Data supplied start

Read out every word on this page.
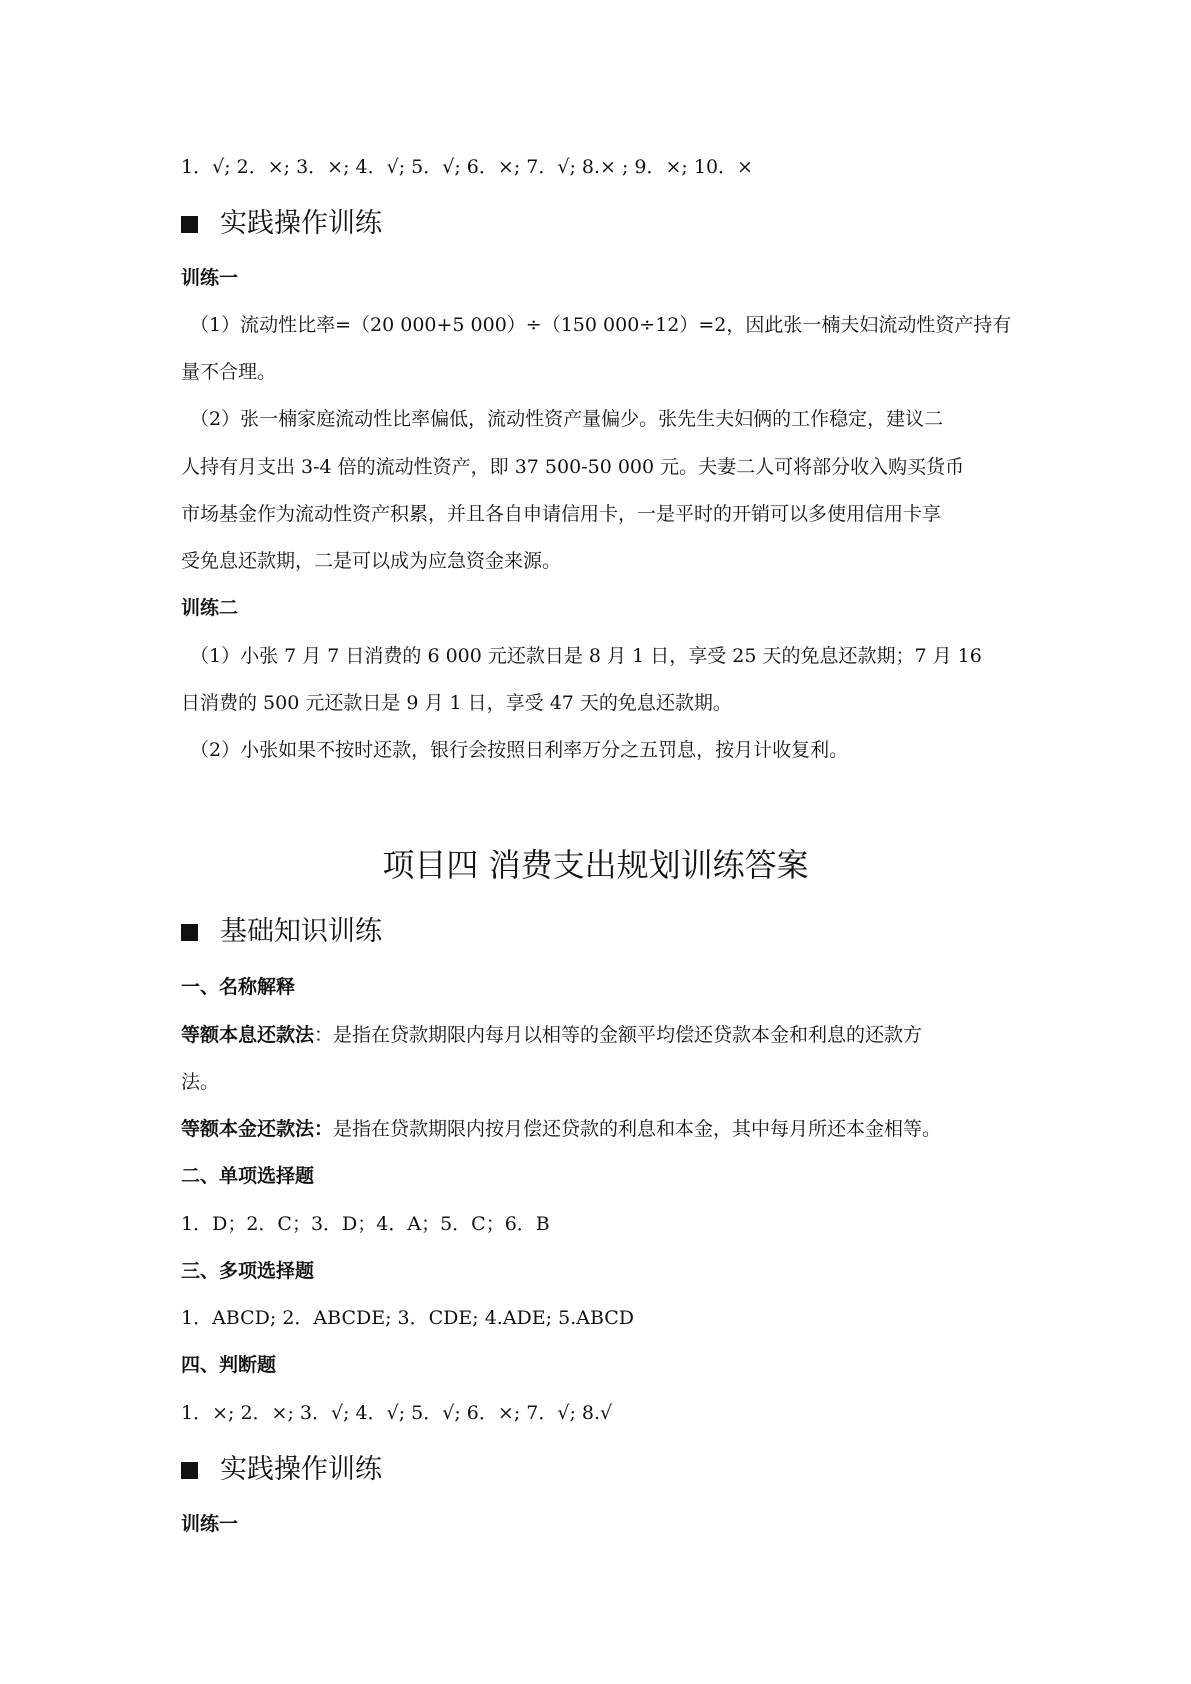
1．√; 2．×; 3．×; 4．√; 5．√; 6．×; 7．√; 8.× ; 9．×; 10．×
实践操作训练
训练一
（1）流动性比率=（20 000+5 000）÷（150 000÷12）=2，因此张一楠夫妇流动性资产持有
量不合理。
（2）张一楠家庭流动性比率偏低，流动性资产量偏少。张先生夫妇俩的工作稳定，建议二
人持有月支出 3-4 倍的流动性资产，即 37 500-50 000 元。夫妻二人可将部分收入购买货币
市场基金作为流动性资产积累，并且各自申请信用卡，一是平时的开销可以多使用信用卡享
受免息还款期，二是可以成为应急资金来源。
训练二
（1）小张 7 月 7 日消费的 6 000 元还款日是 8 月 1 日，享受 25 天的免息还款期；7 月 16
日消费的 500 元还款日是 9 月 1 日，享受 47 天的免息还款期。
（2）小张如果不按时还款，银行会按照日利率万分之五罚息，按月计收复利。
项目四 消费支出规划训练答案
基础知识训练
一、名称解释
等额本息还款法：是指在贷款期限内每月以相等的金额平均偿还贷款本金和利息的还款方
法。
等额本金还款法：是指在贷款期限内按月偿还贷款的利息和本金，其中每月所还本金相等。
二、单项选择题
1．D；2．C；3．D；4．A；5．C；6．B
三、多项选择题
1．ABCD; 2．ABCDE; 3．CDE; 4.ADE; 5.ABCD
四、判断题
1．×; 2．×; 3．√; 4．√; 5．√; 6．×; 7．√; 8.√
实践操作训练
训练一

Data supplied end

Problem to work on: Locate the string "日消费的" in the listing above and copy every line where it occurs.

Result:
（1）小张 7 月 7 日消费的 6 000 元还款日是 8 月 1 日，享受 25 天的免息还款期；7 月 16
日消费的 500 元还款日是 9 月 1 日，享受 47 天的免息还款期。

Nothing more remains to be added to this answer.